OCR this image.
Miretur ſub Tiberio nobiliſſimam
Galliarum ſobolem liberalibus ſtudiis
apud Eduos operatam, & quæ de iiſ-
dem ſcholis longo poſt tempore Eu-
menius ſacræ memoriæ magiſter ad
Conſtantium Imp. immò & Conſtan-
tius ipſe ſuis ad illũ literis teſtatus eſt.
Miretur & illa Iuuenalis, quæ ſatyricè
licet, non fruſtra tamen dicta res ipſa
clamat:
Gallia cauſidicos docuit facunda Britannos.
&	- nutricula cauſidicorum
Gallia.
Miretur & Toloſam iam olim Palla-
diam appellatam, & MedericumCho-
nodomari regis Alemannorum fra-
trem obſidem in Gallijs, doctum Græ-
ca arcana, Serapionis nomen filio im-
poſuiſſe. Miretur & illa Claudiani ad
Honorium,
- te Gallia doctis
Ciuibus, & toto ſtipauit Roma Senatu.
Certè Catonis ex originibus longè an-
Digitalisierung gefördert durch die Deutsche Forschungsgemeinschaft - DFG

··········

WHAT THE TASK ASKS: Go through the records above and retype each one exactly.

REPLY:
OCR this image.
Miretur ſub Tiberio nobiliſſimam
Galliarum ſobolem liberalibus ſtudiis
apud Eduos operatam, & quæ de iiſ-
dem ſcholis longo poſt tempore Eu-
menius ſacræ memoriæ magiſter ad
Conſtantium Imp. immò & Conſtan-
tius ipſe ſuis ad illũ literis teſtatus eſt.
Miretur & illa Iuuenalis, quæ ſatyricè
licet, non fruſtra tamen dicta res ipſa
clamat:
Gallia cauſidicos docuit facunda Britannos.
&	- nutricula cauſidicorum
Gallia.
Miretur & Toloſam iam olim Palla-
diam appellatam, & MedericumCho-
nodomari regis Alemannorum fra-
trem obſidem in Gallijs, doctum Græ-
ca arcana, Serapionis nomen filio im-
poſuiſſe. Miretur & illa Claudiani ad
Honorium,
- te Gallia doctis
Ciuibus, & toto ſtipauit Roma Senatu.
Certè Catonis ex originibus longè an-
Digitalisierung gefördert durch die Deutsche Forschungsgemeinschaft - DFG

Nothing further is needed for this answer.